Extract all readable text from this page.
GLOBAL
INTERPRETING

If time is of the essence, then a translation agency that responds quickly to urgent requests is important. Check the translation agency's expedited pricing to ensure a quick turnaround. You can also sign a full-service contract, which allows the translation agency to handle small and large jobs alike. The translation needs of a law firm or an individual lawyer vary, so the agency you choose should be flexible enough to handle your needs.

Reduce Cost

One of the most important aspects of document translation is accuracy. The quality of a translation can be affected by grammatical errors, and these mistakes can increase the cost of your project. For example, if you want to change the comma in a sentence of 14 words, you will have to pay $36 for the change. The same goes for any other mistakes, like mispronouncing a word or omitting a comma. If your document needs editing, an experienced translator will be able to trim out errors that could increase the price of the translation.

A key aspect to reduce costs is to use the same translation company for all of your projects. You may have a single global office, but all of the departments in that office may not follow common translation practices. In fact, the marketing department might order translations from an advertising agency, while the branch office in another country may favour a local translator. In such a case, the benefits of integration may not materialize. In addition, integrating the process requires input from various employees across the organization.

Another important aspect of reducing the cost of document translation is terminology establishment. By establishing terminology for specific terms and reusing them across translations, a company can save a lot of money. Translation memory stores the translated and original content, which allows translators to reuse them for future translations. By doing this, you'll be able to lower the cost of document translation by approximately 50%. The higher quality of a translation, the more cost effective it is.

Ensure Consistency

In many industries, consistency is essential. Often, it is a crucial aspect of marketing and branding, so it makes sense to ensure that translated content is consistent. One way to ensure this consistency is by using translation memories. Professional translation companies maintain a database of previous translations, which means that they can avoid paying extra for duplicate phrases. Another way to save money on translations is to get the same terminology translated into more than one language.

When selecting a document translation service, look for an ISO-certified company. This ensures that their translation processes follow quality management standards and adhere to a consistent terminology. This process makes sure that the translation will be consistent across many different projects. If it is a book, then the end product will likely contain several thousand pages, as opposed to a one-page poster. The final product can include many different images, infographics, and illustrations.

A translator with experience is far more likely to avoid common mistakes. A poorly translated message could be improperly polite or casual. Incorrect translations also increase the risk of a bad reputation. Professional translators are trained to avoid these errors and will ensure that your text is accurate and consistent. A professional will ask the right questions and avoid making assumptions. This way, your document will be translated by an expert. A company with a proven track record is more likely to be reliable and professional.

==================================================

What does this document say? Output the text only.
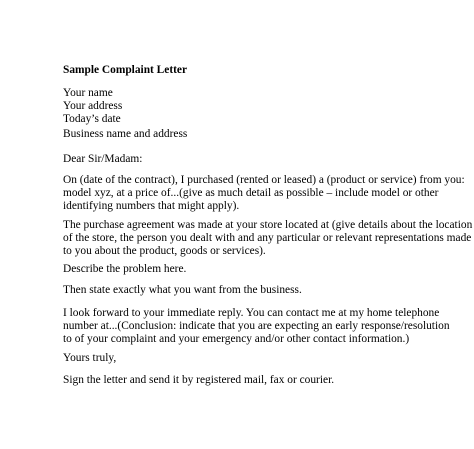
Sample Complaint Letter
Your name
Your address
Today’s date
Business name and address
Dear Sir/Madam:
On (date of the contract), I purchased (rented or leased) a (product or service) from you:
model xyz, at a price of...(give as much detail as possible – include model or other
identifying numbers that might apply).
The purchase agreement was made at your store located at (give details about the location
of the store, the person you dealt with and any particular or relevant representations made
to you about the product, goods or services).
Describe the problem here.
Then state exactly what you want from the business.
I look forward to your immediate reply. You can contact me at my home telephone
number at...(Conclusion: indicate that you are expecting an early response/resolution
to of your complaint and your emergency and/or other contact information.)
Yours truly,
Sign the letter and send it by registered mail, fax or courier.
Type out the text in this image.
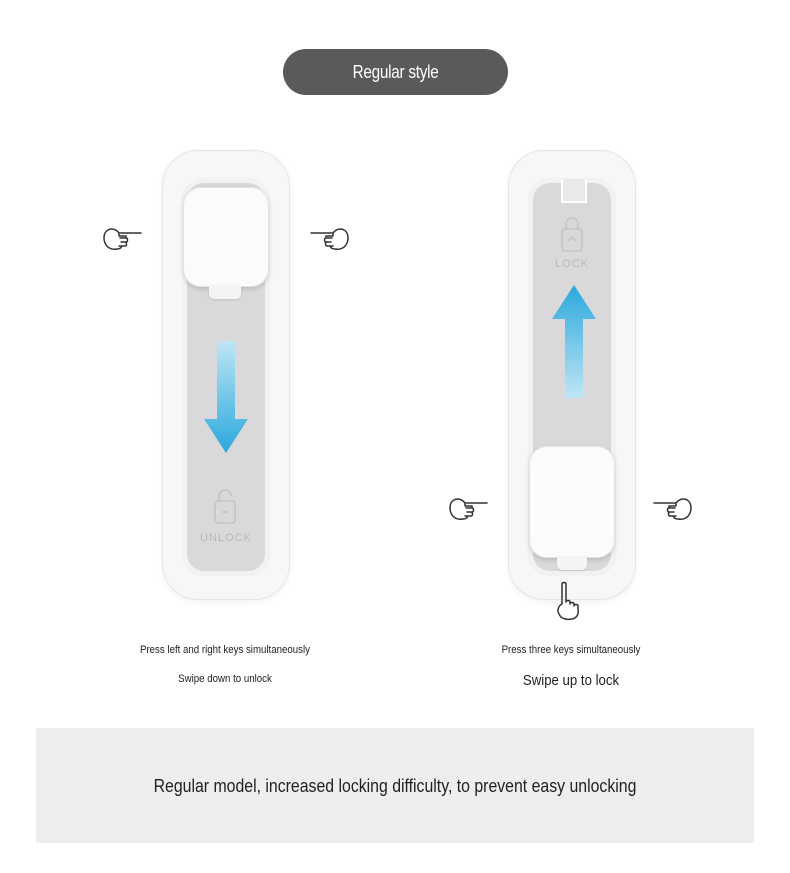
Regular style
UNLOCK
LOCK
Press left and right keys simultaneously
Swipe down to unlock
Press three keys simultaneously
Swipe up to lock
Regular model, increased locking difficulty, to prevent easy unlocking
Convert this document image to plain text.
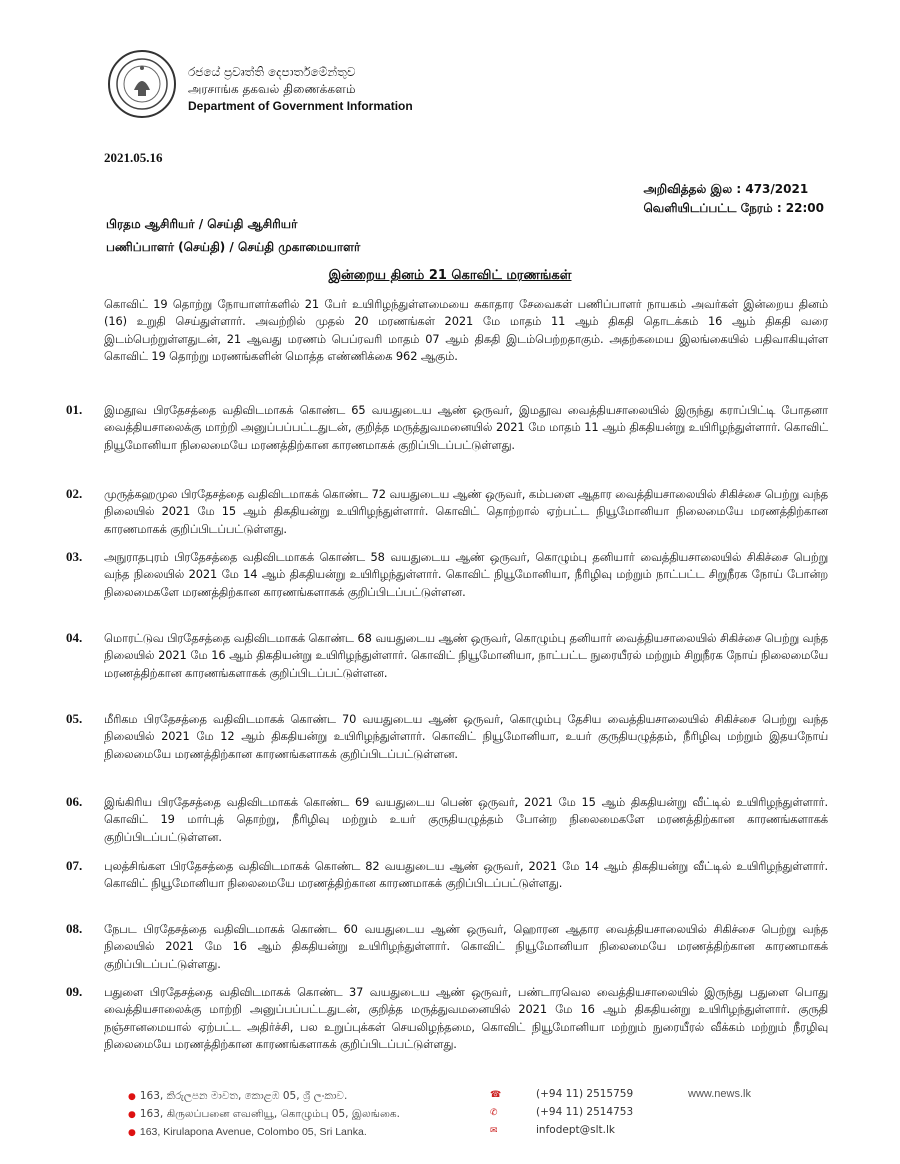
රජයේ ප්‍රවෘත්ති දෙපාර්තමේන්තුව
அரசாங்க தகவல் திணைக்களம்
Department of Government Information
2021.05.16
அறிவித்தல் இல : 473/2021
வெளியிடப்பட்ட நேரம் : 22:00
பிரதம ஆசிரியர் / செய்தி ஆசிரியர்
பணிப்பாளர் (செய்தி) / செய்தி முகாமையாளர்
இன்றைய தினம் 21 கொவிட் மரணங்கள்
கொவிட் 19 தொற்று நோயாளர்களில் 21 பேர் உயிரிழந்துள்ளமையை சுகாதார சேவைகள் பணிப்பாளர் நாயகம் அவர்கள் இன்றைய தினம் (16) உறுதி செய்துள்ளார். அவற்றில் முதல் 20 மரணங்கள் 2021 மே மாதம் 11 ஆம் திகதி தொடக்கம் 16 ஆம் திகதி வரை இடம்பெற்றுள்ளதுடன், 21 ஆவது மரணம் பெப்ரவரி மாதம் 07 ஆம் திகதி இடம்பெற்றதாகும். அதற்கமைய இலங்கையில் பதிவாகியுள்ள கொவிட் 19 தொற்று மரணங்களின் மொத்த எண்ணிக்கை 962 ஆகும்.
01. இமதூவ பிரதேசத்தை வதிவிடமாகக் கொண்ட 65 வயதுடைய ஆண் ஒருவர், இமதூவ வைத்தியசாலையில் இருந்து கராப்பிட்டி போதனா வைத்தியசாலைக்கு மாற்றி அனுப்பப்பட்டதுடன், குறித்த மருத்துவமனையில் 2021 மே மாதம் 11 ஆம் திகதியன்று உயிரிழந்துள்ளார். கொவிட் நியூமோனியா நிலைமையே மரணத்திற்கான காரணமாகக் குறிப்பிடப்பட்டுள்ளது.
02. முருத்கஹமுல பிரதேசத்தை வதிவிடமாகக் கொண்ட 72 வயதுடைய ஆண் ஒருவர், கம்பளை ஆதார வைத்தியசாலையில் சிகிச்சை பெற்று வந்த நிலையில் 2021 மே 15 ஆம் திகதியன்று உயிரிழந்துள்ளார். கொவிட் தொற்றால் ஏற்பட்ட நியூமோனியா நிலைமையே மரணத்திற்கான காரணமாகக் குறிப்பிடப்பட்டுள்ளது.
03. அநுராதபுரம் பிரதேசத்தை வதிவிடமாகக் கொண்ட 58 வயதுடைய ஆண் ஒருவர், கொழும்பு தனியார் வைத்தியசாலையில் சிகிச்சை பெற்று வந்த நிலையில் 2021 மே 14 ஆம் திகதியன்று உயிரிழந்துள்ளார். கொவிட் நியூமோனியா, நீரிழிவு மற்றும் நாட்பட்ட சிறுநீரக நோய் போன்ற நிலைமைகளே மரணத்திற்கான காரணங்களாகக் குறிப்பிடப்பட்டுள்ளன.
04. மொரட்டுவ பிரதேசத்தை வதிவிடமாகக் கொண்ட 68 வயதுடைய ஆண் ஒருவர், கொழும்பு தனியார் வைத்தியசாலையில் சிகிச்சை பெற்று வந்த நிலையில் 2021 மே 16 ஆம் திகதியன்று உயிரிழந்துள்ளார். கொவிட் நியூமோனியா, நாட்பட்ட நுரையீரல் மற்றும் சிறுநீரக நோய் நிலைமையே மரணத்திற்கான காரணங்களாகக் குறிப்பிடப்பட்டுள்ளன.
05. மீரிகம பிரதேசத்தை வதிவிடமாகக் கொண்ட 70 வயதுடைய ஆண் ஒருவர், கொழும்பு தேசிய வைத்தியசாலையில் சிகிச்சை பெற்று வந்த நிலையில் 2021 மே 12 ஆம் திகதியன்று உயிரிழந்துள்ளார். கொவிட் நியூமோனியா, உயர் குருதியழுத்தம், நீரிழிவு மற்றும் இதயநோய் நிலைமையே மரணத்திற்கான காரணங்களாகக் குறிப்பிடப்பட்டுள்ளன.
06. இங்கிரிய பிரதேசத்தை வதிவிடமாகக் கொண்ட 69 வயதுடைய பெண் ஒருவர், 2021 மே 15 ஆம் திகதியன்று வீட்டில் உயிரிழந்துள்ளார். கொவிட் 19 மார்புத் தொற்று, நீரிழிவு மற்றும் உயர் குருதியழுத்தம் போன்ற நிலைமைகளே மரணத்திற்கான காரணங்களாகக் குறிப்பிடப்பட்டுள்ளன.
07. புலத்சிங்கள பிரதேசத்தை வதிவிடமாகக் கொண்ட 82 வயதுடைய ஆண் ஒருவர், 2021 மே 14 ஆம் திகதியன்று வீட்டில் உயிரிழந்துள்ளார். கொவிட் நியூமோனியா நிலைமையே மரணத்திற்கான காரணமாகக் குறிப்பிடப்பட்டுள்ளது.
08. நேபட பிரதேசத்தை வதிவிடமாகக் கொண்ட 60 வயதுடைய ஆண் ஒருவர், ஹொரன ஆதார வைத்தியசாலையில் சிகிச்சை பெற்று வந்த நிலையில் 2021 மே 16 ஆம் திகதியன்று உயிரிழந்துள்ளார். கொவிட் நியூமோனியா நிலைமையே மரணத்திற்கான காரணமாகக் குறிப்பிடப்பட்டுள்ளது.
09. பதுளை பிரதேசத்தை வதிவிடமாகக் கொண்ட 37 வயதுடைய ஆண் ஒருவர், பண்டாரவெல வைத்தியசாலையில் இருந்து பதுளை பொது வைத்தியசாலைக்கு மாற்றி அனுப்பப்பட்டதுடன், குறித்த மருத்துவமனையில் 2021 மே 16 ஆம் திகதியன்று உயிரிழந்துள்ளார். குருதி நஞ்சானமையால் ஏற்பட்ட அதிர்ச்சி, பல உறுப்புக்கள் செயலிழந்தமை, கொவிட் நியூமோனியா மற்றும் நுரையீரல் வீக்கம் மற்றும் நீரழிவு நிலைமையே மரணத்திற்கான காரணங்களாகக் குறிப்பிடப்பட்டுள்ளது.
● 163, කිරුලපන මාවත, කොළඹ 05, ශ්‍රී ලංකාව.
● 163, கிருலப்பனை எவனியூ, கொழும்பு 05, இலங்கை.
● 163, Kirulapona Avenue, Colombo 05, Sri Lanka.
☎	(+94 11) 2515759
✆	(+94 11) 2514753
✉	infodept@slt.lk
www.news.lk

==================================================

Required task: Nothing but a number is needed here: how many lines hold the string "about"?

Worked solution: 2